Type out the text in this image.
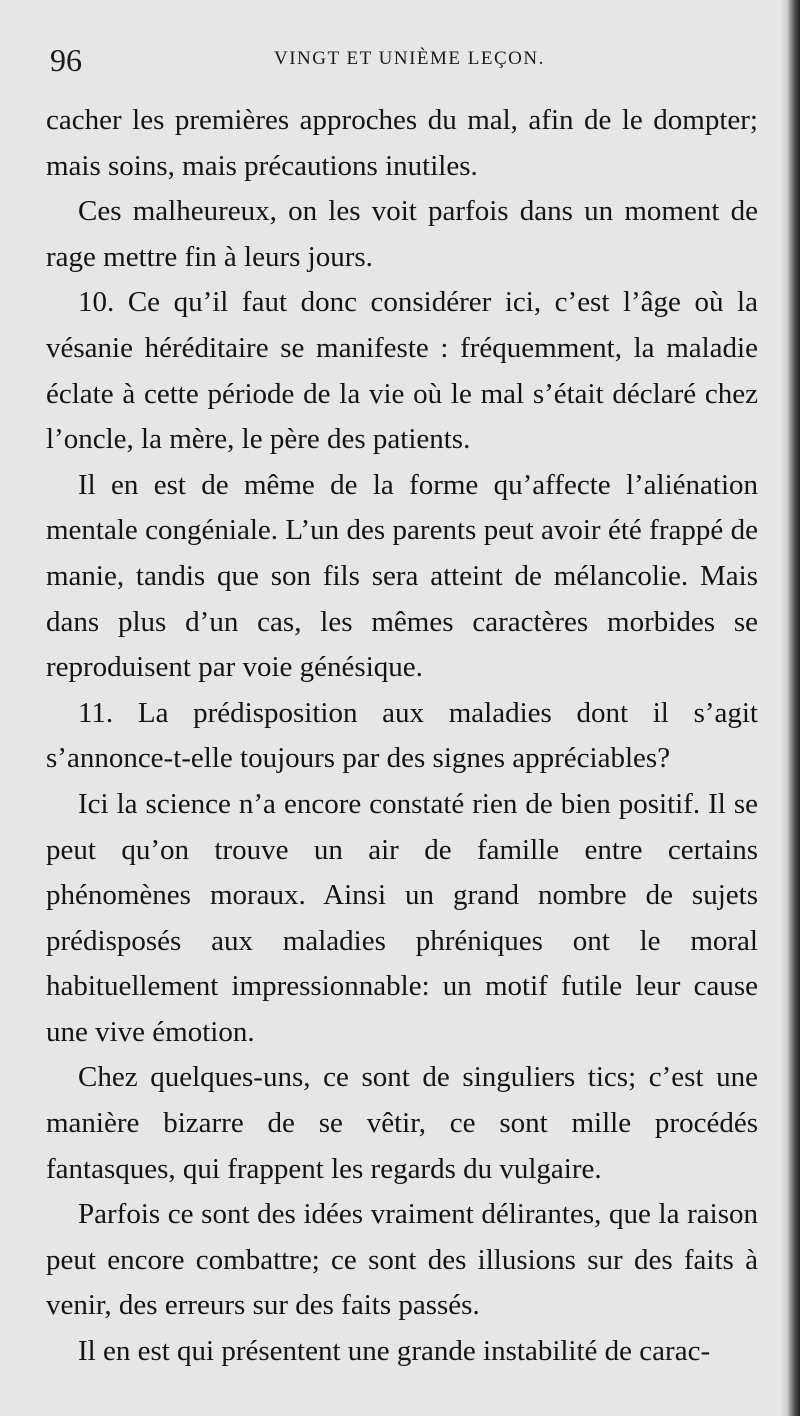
96	VINGT ET UNIÈME LEÇON.

cacher les premières approches du mal, afin de le dompter; mais soins, mais précautions inutiles.

Ces malheureux, on les voit parfois dans un moment de rage mettre fin à leurs jours.

10. Ce qu’il faut donc considérer ici, c’est l’âge où la vésanie héréditaire se manifeste : fréquemment, la maladie éclate à cette période de la vie où le mal s’était déclaré chez l’oncle, la mère, le père des patients.

Il en est de même de la forme qu’affecte l’aliénation mentale congéniale. L’un des parents peut avoir été frappé de manie, tandis que son fils sera atteint de mélancolie. Mais dans plus d’un cas, les mêmes caractères morbides se reproduisent par voie génésique.

11. La prédisposition aux maladies dont il s’agit s’annonce-t-elle toujours par des signes appréciables?

Ici la science n’a encore constaté rien de bien positif. Il se peut qu’on trouve un air de famille entre certains phénomènes moraux. Ainsi un grand nombre de sujets prédisposés aux maladies phréniques ont le moral habituellement impressionnable: un motif futile leur cause une vive émotion.

Chez quelques-uns, ce sont de singuliers tics; c’est une manière bizarre de se vêtir, ce sont mille procédés fantasques, qui frappent les regards du vulgaire.

Parfois ce sont des idées vraiment délirantes, que la raison peut encore combattre; ce sont des illusions sur des faits à venir, des erreurs sur des faits passés.

Il en est qui présentent une grande instabilité de carac-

============

- EXERCISE AIM
The data above, line by line: transcribe it exactly and drop the pictures.

- SOLUTION BELOW
Type out the text in this image.
96	VINGT ET UNIÈME LEÇON.

cacher les premières approches du mal, afin de le dompter; mais soins, mais précautions inutiles.

Ces malheureux, on les voit parfois dans un moment de rage mettre fin à leurs jours.

10. Ce qu’il faut donc considérer ici, c’est l’âge où la vésanie héréditaire se manifeste : fréquemment, la maladie éclate à cette période de la vie où le mal s’était déclaré chez l’oncle, la mère, le père des patients.

Il en est de même de la forme qu’affecte l’aliénation mentale congéniale. L’un des parents peut avoir été frappé de manie, tandis que son fils sera atteint de mélancolie. Mais dans plus d’un cas, les mêmes caractères morbides se reproduisent par voie génésique.

11. La prédisposition aux maladies dont il s’agit s’annonce-t-elle toujours par des signes appréciables?

Ici la science n’a encore constaté rien de bien positif. Il se peut qu’on trouve un air de famille entre certains phénomènes moraux. Ainsi un grand nombre de sujets prédisposés aux maladies phréniques ont le moral habituellement impressionnable: un motif futile leur cause une vive émotion.

Chez quelques-uns, ce sont de singuliers tics; c’est une manière bizarre de se vêtir, ce sont mille procédés fantasques, qui frappent les regards du vulgaire.

Parfois ce sont des idées vraiment délirantes, que la raison peut encore combattre; ce sont des illusions sur des faits à venir, des erreurs sur des faits passés.

Il en est qui présentent une grande instabilité de carac-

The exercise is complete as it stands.